# Goal
Select, from the material below, each line with "left" in it.

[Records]
-------

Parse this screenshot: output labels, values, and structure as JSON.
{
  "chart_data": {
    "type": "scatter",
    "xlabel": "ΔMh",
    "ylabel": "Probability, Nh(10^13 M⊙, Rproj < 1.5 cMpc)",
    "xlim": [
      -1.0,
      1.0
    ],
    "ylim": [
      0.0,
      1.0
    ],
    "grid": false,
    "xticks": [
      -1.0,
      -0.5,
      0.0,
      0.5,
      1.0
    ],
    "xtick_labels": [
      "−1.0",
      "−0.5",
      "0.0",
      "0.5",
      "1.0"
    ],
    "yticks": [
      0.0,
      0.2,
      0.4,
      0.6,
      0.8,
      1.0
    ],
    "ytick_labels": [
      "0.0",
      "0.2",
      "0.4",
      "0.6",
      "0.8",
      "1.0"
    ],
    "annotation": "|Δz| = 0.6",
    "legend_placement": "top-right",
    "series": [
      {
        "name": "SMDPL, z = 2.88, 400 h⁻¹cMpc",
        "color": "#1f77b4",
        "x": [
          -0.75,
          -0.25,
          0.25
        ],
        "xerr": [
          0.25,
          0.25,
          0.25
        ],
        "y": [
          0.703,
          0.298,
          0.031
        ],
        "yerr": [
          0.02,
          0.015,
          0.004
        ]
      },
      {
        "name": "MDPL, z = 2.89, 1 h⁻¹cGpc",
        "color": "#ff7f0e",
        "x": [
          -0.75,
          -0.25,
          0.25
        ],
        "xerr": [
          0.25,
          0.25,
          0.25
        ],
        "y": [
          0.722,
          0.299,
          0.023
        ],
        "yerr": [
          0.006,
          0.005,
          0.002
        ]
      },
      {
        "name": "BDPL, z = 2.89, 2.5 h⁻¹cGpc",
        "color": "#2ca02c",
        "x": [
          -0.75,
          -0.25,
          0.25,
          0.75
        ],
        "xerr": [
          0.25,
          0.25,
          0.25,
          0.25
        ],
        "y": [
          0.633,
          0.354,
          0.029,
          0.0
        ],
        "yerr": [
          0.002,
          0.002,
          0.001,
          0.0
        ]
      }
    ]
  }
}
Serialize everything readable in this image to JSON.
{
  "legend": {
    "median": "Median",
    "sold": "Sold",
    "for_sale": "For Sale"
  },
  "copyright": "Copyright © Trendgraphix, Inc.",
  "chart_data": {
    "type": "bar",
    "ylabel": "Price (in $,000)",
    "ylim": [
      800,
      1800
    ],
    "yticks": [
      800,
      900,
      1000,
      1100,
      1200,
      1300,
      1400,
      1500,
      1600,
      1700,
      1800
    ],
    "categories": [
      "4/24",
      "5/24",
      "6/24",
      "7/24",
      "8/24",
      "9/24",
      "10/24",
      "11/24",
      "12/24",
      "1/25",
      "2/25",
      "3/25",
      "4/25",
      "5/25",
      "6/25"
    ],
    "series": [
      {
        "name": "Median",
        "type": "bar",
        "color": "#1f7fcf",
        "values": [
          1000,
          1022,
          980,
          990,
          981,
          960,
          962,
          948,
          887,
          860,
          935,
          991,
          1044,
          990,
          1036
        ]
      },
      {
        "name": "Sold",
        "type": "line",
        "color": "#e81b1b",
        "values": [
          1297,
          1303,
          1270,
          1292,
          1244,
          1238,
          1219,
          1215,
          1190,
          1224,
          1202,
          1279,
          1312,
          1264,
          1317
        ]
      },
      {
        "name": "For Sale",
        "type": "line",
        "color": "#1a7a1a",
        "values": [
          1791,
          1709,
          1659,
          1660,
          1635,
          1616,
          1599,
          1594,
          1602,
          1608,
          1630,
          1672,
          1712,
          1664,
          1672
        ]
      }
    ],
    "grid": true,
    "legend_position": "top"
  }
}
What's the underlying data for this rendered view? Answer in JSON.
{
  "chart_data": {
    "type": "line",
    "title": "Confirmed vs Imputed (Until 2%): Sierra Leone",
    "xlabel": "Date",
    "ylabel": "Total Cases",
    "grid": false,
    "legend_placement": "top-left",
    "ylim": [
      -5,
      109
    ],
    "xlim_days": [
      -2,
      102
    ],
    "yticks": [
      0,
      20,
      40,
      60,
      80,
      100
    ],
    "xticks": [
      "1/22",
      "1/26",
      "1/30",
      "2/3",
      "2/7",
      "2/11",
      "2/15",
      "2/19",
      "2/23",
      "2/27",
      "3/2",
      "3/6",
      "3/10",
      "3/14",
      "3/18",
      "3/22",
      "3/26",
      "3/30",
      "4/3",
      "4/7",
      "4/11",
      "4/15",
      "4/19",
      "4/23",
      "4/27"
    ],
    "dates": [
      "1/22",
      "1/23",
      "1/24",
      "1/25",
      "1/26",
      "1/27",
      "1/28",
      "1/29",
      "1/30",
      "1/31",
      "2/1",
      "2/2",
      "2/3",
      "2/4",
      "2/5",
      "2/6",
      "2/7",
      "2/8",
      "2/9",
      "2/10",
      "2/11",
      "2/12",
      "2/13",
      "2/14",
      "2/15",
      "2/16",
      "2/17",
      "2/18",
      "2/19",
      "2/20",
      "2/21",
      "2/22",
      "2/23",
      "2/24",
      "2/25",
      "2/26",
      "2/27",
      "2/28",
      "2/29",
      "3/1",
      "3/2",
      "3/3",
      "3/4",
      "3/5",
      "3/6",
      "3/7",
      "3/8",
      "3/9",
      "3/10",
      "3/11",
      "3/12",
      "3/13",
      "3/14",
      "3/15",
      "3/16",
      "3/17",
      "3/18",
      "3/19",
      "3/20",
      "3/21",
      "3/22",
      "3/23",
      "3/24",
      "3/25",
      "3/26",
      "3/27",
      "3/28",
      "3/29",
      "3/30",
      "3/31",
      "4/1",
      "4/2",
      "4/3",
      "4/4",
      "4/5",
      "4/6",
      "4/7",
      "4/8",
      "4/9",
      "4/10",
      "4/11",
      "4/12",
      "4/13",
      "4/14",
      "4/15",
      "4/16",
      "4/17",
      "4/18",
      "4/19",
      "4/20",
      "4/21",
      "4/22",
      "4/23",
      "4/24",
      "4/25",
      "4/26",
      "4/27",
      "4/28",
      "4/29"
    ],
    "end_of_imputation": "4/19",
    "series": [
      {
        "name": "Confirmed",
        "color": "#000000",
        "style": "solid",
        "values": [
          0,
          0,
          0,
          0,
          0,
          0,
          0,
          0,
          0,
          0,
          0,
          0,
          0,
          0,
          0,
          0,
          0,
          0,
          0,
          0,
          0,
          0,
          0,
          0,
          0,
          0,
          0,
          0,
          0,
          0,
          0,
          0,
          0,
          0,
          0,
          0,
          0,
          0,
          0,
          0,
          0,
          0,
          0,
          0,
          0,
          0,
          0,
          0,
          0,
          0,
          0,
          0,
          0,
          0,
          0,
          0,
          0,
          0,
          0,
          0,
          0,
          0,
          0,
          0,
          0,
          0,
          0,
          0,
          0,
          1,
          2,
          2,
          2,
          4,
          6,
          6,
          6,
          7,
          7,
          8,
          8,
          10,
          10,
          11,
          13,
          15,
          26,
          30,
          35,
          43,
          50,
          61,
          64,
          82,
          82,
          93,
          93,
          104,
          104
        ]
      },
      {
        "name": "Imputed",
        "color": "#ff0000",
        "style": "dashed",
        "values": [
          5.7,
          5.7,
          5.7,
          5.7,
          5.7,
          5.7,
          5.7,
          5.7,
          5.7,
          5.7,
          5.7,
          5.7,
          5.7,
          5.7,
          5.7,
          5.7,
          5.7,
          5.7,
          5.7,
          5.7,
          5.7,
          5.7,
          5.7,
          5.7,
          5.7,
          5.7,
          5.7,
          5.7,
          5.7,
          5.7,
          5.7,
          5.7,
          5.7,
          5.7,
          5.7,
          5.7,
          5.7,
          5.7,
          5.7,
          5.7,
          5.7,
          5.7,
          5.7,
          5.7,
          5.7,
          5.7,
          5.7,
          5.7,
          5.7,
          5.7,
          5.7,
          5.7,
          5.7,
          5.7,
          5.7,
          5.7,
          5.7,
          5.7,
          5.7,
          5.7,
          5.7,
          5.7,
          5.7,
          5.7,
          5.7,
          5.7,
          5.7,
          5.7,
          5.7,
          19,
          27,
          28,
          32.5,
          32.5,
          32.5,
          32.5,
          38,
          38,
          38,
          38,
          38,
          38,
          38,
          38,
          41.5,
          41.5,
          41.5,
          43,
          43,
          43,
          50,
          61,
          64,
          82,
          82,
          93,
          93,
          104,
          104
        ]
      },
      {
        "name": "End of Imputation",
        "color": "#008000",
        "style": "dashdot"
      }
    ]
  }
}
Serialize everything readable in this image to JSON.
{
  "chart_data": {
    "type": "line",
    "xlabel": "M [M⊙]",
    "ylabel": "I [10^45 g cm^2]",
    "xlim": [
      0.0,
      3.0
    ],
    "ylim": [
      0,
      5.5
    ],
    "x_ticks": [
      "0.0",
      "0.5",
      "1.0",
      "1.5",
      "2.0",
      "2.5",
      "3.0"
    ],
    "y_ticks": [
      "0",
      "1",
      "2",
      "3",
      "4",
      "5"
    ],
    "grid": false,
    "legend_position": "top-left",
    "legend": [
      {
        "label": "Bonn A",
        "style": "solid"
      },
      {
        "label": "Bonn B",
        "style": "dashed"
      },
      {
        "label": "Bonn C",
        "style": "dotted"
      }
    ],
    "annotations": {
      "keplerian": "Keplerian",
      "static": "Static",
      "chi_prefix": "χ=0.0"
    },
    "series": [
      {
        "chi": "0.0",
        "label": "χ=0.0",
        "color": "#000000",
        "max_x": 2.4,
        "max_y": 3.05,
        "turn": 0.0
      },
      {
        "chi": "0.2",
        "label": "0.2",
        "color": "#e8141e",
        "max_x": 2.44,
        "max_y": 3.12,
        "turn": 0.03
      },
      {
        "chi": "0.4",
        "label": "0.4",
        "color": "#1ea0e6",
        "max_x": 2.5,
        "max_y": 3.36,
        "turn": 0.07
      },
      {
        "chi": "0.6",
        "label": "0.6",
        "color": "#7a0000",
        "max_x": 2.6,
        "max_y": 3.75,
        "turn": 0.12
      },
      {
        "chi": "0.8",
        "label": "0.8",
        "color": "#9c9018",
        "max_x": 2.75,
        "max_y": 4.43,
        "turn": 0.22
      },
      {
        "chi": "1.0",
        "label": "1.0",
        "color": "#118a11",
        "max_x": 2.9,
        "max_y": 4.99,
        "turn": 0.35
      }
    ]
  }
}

-------

# Output of the task
    "legend_placement": "top-left",
    "legend_position": "top-left",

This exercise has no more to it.